START RECORDED DATA
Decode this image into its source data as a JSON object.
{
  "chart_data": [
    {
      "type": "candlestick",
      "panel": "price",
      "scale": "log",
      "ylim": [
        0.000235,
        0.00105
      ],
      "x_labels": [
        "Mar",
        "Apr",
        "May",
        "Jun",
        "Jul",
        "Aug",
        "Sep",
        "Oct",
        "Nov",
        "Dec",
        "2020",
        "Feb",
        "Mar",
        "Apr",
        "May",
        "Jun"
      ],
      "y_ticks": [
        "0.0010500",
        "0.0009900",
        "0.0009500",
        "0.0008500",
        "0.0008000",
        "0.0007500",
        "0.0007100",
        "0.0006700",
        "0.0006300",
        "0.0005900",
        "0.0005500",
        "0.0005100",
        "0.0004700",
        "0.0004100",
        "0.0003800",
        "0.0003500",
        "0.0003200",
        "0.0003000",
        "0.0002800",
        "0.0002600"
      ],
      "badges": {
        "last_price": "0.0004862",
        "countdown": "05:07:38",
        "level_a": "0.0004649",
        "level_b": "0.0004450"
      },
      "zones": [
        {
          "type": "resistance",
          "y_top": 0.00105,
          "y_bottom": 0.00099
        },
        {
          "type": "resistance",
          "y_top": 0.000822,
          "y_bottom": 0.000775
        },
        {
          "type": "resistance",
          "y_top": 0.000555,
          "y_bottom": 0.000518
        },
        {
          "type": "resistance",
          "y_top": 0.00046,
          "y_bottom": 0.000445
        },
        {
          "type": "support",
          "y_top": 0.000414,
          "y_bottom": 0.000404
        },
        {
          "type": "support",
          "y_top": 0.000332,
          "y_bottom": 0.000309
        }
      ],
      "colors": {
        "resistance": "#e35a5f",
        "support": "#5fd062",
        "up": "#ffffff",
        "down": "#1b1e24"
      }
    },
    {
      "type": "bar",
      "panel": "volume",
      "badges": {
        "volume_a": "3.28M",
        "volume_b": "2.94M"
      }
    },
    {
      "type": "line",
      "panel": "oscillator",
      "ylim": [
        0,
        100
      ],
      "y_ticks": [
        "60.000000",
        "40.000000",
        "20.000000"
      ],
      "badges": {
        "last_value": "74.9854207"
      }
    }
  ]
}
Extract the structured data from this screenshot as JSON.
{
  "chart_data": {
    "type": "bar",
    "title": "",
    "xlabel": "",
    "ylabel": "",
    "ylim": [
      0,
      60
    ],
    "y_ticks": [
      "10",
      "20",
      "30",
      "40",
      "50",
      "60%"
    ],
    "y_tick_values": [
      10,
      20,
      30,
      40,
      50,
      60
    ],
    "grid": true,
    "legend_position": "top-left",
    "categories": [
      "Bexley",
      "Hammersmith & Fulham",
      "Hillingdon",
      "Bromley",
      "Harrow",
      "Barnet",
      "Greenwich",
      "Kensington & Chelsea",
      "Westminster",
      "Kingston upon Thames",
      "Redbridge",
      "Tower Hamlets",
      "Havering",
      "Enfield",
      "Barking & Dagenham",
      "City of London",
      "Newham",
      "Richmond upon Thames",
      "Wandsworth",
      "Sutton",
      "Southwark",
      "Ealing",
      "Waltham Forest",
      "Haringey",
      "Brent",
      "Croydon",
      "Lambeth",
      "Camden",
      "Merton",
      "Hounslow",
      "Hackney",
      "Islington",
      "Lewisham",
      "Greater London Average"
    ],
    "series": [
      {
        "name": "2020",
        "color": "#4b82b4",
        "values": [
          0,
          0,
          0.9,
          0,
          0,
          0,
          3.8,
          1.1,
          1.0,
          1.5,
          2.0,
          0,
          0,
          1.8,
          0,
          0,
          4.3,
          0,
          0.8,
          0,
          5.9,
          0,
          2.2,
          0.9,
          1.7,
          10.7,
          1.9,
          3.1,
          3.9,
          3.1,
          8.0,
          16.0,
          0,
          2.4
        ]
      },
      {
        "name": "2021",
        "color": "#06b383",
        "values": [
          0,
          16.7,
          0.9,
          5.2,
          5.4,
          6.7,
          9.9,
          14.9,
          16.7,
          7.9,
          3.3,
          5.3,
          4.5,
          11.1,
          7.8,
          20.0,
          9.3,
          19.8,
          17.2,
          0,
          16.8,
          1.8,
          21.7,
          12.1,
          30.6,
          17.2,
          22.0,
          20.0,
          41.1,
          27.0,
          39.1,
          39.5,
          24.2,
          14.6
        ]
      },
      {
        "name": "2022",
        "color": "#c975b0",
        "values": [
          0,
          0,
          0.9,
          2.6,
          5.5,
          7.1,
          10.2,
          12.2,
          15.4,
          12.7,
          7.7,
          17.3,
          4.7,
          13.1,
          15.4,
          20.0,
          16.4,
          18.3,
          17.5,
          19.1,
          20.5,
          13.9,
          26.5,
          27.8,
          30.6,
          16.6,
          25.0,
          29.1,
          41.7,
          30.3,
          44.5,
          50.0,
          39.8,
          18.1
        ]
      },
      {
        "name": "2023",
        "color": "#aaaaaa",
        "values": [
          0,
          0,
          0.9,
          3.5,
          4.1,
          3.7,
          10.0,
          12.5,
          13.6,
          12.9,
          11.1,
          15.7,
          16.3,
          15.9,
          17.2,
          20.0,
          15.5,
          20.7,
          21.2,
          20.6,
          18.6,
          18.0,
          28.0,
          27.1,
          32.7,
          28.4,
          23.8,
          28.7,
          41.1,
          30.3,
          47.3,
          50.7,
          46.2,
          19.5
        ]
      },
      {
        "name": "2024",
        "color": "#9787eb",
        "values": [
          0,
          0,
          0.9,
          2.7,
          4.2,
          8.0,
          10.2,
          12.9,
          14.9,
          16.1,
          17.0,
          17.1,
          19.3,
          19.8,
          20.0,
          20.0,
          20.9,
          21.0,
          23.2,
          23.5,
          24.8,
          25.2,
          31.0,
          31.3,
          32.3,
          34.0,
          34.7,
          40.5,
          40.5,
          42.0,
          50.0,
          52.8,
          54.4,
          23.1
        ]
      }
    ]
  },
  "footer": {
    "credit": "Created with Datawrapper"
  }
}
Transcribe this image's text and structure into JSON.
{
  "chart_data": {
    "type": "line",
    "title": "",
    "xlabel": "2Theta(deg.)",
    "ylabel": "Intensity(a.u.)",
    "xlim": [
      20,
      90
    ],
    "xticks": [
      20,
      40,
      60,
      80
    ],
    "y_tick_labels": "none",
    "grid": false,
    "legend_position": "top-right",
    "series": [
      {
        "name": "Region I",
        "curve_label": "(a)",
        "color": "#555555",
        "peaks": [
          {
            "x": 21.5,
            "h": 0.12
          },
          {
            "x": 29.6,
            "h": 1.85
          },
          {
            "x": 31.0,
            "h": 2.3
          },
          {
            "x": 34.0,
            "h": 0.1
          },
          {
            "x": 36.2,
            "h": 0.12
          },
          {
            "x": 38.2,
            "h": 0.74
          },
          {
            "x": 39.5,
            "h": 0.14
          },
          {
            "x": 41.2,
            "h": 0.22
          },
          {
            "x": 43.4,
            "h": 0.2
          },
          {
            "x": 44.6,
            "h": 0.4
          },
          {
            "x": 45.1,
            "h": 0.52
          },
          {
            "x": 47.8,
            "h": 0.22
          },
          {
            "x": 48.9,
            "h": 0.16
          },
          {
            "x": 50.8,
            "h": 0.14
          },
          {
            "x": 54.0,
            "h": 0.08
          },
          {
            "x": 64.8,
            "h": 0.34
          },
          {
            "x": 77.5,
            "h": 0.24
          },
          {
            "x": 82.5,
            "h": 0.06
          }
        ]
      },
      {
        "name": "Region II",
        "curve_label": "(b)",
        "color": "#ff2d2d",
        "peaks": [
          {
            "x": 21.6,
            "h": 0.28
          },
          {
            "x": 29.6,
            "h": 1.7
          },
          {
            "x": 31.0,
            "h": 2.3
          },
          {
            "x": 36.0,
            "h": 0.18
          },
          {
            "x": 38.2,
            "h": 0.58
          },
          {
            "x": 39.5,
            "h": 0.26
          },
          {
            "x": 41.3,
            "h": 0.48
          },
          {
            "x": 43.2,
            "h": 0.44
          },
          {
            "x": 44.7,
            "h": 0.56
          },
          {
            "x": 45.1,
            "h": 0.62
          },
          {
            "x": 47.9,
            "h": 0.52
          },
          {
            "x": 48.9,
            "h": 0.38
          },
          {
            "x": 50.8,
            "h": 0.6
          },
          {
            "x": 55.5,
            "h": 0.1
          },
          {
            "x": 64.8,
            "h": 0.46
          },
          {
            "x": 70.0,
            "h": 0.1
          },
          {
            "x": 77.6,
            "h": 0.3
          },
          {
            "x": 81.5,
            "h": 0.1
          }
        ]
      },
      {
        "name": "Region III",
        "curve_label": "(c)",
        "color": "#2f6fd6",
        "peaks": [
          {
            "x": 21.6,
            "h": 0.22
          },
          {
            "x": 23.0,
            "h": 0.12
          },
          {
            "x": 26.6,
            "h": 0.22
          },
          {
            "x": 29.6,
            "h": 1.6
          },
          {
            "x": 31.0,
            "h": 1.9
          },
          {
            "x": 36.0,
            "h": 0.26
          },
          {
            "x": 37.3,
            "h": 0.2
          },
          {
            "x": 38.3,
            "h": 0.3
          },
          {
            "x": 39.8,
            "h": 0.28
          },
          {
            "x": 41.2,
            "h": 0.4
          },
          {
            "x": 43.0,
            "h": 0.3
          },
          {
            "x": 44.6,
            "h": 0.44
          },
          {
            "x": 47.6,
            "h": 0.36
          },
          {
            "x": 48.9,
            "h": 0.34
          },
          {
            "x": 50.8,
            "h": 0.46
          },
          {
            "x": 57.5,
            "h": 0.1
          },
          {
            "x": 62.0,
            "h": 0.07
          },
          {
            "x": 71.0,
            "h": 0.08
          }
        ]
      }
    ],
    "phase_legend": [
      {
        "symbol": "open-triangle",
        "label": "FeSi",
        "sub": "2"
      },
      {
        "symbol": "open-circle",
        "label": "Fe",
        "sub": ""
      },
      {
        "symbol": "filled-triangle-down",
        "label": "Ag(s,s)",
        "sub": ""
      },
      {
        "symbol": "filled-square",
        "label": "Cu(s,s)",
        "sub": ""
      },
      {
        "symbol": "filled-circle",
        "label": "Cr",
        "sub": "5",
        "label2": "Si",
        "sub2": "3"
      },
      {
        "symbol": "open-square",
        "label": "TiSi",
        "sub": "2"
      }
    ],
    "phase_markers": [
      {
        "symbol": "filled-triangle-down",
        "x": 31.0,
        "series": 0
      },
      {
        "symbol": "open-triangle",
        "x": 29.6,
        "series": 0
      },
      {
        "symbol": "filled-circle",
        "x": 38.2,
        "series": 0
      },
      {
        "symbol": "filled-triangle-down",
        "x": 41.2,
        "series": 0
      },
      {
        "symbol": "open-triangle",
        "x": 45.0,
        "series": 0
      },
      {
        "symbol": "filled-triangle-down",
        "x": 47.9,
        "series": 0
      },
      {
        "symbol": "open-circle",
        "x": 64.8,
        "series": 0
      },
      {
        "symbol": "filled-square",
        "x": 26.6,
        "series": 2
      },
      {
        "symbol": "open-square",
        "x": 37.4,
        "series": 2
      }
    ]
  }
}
END RECORDED DATA
» TASK GOAL:
Say how many lines of the data include the word "this". Respond with the number alone.

» SOLVED EXERCISE:
3